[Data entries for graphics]
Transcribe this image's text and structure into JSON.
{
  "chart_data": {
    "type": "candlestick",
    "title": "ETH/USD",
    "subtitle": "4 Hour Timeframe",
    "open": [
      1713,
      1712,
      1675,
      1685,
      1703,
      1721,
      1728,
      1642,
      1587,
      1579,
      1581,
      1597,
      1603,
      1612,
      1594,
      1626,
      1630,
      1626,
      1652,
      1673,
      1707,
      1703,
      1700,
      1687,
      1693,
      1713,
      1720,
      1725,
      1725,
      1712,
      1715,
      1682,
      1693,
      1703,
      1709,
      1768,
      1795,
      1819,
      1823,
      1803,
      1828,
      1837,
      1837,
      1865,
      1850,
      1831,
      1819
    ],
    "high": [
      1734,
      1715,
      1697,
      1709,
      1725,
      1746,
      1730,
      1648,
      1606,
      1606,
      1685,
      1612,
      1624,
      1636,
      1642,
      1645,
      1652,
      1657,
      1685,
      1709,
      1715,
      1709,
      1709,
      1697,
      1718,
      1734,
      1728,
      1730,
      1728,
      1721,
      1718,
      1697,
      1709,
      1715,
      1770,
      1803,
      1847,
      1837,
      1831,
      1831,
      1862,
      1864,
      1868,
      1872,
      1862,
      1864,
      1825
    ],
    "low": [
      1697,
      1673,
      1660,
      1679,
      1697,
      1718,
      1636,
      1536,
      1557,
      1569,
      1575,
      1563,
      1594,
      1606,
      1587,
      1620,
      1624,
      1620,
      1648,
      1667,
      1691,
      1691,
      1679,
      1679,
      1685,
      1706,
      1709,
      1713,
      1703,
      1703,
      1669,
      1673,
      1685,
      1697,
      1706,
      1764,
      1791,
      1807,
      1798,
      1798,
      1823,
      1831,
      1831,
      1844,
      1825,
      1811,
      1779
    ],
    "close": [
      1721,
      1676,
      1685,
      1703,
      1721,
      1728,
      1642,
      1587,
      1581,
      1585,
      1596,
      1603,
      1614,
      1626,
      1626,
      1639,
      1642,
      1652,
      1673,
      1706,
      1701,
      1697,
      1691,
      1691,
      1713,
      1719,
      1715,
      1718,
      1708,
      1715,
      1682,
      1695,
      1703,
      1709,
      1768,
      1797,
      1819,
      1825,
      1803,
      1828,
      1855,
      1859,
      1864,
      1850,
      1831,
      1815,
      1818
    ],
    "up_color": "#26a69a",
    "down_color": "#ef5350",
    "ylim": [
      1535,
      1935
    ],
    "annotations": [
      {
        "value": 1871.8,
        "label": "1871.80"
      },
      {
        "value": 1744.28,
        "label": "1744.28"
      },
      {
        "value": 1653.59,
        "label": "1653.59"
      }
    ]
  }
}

**Your goal**:
Return all the data above once more, precisely as given.

**Solved problem**:
Transcribe this image's text and structure into JSON.
{
  "chart_data": {
    "type": "candlestick",
    "title": "ETH/USD",
    "subtitle": "4 Hour Timeframe",
    "open": [
      1713,
      1712,
      1675,
      1685,
      1703,
      1721,
      1728,
      1642,
      1587,
      1579,
      1581,
      1597,
      1603,
      1612,
      1594,
      1626,
      1630,
      1626,
      1652,
      1673,
      1707,
      1703,
      1700,
      1687,
      1693,
      1713,
      1720,
      1725,
      1725,
      1712,
      1715,
      1682,
      1693,
      1703,
      1709,
      1768,
      1795,
      1819,
      1823,
      1803,
      1828,
      1837,
      1837,
      1865,
      1850,
      1831,
      1819
    ],
    "high": [
      1734,
      1715,
      1697,
      1709,
      1725,
      1746,
      1730,
      1648,
      1606,
      1606,
      1685,
      1612,
      1624,
      1636,
      1642,
      1645,
      1652,
      1657,
      1685,
      1709,
      1715,
      1709,
      1709,
      1697,
      1718,
      1734,
      1728,
      1730,
      1728,
      1721,
      1718,
      1697,
      1709,
      1715,
      1770,
      1803,
      1847,
      1837,
      1831,
      1831,
      1862,
      1864,
      1868,
      1872,
      1862,
      1864,
      1825
    ],
    "low": [
      1697,
      1673,
      1660,
      1679,
      1697,
      1718,
      1636,
      1536,
      1557,
      1569,
      1575,
      1563,
      1594,
      1606,
      1587,
      1620,
      1624,
      1620,
      1648,
      1667,
      1691,
      1691,
      1679,
      1679,
      1685,
      1706,
      1709,
      1713,
      1703,
      1703,
      1669,
      1673,
      1685,
      1697,
      1706,
      1764,
      1791,
      1807,
      1798,
      1798,
      1823,
      1831,
      1831,
      1844,
      1825,
      1811,
      1779
    ],
    "close": [
      1721,
      1676,
      1685,
      1703,
      1721,
      1728,
      1642,
      1587,
      1581,
      1585,
      1596,
      1603,
      1614,
      1626,
      1626,
      1639,
      1642,
      1652,
      1673,
      1706,
      1701,
      1697,
      1691,
      1691,
      1713,
      1719,
      1715,
      1718,
      1708,
      1715,
      1682,
      1695,
      1703,
      1709,
      1768,
      1797,
      1819,
      1825,
      1803,
      1828,
      1855,
      1859,
      1864,
      1850,
      1831,
      1815,
      1818
    ],
    "up_color": "#26a69a",
    "down_color": "#ef5350",
    "ylim": [
      1535,
      1935
    ],
    "annotations": [
      {
        "value": 1871.8,
        "label": "1871.80"
      },
      {
        "value": 1744.28,
        "label": "1744.28"
      },
      {
        "value": 1653.59,
        "label": "1653.59"
      }
    ]
  }
}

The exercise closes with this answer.